[start of GIVEN INFORMATION]

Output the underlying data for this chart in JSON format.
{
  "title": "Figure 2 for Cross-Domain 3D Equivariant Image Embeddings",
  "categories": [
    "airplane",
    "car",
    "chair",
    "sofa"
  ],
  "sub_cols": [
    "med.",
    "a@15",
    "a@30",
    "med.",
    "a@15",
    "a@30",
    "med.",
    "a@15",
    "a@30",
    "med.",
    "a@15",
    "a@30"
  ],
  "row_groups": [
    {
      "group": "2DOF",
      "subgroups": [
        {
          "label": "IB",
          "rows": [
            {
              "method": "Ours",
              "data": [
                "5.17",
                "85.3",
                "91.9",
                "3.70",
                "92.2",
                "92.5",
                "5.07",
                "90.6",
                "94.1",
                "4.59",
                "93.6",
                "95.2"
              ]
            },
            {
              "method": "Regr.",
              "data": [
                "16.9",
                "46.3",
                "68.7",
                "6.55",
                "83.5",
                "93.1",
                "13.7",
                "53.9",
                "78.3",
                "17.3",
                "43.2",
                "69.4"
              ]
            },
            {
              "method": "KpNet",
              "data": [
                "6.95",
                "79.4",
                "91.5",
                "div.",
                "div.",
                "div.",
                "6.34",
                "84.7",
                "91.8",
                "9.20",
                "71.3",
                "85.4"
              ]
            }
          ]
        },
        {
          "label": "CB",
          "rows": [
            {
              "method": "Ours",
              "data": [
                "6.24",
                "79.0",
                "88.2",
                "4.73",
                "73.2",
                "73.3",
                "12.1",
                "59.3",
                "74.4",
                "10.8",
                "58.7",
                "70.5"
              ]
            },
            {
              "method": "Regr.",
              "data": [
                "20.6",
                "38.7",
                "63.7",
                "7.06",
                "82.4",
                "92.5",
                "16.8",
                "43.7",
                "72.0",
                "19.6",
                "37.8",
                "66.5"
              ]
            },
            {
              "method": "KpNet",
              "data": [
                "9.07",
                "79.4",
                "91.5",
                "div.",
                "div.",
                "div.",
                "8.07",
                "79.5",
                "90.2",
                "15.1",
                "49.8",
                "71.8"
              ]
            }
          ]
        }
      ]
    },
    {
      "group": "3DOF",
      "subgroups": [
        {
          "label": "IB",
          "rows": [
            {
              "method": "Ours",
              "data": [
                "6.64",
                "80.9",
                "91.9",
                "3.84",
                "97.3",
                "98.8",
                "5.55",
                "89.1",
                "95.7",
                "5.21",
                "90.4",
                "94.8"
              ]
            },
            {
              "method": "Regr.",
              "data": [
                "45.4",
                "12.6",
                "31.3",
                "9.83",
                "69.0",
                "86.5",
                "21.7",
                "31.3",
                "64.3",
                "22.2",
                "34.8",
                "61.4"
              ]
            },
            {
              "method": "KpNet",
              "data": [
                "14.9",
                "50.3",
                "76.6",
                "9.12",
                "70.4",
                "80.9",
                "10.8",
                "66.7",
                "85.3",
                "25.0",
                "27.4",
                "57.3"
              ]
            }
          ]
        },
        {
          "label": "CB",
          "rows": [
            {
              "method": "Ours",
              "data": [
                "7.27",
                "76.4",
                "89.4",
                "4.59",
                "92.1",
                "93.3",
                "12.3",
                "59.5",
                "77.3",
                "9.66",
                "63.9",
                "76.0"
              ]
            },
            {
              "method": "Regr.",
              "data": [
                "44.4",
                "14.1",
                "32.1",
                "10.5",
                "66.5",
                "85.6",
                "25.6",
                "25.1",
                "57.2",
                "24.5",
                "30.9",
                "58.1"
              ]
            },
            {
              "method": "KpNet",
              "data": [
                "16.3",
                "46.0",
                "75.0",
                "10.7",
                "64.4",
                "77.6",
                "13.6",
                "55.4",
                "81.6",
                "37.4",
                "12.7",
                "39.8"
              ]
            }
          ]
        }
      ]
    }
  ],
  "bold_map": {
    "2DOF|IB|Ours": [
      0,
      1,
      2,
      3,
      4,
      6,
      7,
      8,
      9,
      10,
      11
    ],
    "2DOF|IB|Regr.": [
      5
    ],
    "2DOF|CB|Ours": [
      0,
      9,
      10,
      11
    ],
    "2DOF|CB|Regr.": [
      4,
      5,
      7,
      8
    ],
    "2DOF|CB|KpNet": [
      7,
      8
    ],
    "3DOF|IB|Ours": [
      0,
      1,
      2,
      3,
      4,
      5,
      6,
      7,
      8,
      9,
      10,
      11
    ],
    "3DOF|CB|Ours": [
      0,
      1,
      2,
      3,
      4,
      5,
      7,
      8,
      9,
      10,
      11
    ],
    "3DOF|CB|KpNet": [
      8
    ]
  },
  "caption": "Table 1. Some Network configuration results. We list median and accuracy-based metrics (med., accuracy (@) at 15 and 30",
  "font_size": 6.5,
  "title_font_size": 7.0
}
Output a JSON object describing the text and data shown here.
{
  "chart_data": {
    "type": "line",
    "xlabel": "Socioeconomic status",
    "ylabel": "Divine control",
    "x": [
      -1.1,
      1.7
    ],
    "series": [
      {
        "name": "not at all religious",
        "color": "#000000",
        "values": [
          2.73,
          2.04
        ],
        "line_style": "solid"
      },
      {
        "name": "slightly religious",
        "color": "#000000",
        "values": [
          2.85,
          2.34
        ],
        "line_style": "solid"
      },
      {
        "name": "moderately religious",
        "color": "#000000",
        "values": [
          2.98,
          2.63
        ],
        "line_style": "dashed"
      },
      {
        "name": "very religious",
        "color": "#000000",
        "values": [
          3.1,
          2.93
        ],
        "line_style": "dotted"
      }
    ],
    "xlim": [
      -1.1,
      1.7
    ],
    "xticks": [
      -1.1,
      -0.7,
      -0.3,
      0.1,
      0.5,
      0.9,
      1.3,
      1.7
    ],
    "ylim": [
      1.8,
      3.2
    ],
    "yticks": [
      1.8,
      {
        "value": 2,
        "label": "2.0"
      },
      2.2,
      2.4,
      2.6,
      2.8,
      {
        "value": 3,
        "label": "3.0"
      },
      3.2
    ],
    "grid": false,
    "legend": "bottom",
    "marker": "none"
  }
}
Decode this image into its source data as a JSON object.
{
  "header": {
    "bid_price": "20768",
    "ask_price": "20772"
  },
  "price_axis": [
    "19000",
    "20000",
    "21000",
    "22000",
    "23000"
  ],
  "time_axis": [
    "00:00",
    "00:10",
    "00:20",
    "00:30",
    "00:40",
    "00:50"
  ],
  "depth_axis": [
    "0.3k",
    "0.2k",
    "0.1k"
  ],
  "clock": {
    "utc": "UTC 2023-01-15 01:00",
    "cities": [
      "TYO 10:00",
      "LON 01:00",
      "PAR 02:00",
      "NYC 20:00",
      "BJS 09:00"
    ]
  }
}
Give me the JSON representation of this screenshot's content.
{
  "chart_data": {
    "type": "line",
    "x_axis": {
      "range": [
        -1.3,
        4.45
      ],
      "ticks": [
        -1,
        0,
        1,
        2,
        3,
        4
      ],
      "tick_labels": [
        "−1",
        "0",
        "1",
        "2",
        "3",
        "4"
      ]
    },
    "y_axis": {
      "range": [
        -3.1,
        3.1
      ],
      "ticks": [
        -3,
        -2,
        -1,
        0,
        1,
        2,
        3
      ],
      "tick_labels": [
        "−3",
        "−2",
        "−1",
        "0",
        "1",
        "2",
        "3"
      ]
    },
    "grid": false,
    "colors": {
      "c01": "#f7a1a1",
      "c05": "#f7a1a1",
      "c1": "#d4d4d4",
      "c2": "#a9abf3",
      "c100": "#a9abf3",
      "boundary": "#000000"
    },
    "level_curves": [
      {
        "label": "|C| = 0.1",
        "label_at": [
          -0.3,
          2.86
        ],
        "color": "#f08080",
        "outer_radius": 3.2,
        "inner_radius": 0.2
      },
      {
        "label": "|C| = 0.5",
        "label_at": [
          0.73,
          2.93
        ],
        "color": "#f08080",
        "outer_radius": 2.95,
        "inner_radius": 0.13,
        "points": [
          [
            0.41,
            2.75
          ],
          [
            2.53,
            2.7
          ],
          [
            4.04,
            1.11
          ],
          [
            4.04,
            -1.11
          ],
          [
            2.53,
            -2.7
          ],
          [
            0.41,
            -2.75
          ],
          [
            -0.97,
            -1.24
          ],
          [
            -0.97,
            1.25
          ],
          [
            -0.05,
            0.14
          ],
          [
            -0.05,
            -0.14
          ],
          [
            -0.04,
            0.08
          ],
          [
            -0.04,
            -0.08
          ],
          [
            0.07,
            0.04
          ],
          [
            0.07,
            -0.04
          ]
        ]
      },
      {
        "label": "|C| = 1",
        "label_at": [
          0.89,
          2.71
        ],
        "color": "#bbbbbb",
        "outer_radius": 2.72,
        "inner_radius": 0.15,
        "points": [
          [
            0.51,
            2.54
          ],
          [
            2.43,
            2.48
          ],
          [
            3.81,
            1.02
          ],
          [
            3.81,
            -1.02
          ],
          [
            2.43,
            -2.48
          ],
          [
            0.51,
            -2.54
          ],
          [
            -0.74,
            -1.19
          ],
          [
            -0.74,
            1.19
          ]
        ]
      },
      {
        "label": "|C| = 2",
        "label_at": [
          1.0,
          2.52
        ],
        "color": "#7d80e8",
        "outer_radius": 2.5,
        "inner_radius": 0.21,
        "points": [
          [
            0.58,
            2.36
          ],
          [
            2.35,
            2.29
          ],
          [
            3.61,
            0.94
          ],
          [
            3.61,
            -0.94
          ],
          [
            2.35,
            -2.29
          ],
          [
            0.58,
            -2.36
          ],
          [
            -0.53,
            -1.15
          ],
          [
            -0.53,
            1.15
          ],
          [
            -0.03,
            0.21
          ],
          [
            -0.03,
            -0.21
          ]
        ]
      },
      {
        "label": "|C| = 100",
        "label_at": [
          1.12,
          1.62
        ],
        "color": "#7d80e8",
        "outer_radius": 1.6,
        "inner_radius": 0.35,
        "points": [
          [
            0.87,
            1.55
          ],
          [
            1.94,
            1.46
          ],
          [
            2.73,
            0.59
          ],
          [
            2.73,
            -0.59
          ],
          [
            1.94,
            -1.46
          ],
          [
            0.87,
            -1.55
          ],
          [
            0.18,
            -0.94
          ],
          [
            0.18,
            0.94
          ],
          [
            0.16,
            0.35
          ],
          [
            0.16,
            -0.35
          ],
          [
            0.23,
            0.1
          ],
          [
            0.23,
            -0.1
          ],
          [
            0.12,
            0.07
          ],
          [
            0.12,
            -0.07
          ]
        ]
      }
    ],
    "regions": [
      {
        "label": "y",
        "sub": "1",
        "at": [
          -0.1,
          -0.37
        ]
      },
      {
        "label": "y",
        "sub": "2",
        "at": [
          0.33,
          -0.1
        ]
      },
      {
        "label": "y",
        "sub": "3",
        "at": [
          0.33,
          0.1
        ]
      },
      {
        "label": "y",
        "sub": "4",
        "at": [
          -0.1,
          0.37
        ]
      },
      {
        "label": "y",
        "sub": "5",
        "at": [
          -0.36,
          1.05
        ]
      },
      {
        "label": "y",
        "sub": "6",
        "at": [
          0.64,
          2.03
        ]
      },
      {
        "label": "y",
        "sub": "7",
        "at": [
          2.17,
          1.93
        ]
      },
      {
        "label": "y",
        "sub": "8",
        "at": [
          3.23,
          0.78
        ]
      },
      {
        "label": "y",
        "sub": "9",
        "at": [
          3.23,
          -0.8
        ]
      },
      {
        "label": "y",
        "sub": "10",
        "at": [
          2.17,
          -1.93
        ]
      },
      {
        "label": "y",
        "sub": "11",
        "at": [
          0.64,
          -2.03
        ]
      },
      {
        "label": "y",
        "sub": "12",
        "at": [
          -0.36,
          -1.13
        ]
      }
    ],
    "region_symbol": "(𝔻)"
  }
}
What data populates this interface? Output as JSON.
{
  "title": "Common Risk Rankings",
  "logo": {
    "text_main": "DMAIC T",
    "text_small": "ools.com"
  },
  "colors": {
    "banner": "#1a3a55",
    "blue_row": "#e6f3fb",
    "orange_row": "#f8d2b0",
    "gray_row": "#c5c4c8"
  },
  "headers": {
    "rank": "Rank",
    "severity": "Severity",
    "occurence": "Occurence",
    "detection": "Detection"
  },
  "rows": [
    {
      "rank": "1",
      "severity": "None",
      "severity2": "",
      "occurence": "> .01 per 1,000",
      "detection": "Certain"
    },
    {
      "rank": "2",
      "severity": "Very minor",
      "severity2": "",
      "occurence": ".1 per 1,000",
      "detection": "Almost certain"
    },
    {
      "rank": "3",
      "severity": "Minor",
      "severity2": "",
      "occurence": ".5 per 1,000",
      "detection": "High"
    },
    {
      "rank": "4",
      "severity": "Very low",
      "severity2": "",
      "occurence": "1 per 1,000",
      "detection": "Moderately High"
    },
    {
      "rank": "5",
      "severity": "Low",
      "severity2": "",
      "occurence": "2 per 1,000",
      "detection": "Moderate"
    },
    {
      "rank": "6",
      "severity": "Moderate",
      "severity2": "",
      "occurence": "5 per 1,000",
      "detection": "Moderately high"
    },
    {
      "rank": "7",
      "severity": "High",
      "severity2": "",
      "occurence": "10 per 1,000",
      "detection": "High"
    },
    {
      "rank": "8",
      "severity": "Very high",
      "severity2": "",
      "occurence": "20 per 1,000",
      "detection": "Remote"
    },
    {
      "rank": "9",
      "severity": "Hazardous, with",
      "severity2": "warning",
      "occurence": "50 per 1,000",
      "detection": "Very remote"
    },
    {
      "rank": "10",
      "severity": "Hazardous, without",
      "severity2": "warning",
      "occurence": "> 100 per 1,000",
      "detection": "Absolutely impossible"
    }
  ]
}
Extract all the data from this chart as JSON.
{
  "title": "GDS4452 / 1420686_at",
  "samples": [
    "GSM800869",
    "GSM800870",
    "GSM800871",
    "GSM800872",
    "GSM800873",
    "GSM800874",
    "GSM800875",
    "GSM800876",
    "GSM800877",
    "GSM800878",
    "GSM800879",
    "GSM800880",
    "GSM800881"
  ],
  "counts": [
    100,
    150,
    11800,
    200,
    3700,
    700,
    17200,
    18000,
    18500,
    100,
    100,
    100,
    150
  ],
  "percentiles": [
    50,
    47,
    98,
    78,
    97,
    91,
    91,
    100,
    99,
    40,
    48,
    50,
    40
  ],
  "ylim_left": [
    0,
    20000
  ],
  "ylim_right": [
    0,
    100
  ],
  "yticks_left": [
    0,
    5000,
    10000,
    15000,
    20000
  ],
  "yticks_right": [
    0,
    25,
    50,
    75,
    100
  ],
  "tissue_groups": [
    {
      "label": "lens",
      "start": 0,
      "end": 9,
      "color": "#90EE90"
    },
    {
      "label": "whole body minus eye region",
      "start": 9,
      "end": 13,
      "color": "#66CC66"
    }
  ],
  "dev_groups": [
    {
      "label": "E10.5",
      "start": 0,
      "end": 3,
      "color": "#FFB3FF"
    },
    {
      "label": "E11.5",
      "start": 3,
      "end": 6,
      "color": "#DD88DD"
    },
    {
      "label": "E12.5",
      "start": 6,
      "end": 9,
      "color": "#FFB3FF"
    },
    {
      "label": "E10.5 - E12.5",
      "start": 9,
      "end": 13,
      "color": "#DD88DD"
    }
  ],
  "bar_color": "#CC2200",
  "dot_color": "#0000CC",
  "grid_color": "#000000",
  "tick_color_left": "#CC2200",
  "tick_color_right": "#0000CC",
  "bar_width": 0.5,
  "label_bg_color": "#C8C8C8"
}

[end of GIVEN INFORMATION]

## [REQUIREMENTS]
Search the listing for the word "religious". Copy every line in which it occurs.

## [CORRECT OUTPUT]
        "name": "not at all religious",
        "name": "slightly religious",
        "name": "moderately religious",
        "name": "very religious",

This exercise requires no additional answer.